⟨
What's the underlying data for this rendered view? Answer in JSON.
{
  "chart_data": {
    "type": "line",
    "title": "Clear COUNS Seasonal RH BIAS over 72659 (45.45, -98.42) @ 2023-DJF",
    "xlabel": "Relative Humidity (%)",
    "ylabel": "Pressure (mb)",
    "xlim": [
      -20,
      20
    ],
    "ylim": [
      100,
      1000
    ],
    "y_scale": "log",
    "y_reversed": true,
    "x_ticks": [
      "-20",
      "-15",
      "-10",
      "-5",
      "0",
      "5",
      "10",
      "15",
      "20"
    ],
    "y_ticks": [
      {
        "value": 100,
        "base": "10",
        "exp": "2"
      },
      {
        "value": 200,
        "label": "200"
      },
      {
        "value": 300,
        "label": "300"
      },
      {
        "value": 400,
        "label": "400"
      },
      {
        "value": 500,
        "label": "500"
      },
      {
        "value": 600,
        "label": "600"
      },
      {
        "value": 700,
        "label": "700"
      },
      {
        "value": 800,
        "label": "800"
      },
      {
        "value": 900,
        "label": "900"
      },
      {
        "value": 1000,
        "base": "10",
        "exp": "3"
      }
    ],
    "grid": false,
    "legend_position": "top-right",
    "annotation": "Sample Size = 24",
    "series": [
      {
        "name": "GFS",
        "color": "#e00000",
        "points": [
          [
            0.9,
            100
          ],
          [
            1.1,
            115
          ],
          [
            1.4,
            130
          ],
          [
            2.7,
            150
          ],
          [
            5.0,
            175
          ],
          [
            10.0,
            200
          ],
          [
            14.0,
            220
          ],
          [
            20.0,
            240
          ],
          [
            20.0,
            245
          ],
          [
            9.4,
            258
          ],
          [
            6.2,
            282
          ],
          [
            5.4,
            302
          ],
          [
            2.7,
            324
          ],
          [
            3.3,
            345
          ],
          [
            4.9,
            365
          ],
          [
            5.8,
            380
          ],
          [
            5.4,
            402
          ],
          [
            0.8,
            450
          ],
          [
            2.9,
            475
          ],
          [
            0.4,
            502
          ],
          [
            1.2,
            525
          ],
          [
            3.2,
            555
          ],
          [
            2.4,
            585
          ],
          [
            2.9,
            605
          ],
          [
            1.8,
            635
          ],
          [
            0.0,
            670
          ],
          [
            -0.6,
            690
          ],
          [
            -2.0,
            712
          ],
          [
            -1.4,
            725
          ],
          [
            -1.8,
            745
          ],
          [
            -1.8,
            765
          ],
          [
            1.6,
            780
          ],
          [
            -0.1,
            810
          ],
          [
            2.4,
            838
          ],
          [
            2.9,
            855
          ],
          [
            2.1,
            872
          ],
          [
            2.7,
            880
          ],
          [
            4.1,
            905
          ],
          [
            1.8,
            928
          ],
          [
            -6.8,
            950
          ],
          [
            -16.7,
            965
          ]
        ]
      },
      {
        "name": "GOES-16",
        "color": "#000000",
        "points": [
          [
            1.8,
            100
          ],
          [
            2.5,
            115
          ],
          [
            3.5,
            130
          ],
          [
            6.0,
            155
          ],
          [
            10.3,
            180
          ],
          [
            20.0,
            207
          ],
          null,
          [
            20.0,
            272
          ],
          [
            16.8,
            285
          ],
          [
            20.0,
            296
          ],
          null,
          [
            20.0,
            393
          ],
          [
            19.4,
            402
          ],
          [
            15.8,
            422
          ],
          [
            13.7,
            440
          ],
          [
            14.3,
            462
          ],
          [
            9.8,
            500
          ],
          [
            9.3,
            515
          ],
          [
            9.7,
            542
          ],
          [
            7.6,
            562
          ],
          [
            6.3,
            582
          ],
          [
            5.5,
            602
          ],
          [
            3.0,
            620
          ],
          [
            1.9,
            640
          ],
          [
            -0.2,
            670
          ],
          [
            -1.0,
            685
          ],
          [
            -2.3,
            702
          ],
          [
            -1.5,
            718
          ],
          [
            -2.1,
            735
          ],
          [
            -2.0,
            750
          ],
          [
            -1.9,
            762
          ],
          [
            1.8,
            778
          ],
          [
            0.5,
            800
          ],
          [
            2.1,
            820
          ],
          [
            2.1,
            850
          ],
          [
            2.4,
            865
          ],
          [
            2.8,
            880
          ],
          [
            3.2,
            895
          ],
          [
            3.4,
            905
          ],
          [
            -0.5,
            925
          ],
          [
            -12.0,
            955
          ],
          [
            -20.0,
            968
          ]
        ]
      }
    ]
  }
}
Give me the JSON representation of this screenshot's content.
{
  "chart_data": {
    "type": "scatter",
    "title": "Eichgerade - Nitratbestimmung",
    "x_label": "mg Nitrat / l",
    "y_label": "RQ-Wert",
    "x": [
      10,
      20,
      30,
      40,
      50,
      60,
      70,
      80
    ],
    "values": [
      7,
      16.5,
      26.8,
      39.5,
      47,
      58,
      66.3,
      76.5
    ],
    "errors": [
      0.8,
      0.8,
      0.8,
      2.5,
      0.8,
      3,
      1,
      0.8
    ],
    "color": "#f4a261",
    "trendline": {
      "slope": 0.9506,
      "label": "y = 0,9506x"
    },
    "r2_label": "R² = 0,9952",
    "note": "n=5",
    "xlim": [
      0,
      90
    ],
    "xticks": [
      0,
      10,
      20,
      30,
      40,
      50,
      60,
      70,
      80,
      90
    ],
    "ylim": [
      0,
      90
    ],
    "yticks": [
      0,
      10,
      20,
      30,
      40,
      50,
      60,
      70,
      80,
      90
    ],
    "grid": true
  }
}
⟩
> **YOUR GOAL**
From the listing above, copy all lines holding the word "this".

> **REPLY**
What's the underlying data for this rendered view? Answer in JSON.
Give me the JSON representation of this screenshot's content.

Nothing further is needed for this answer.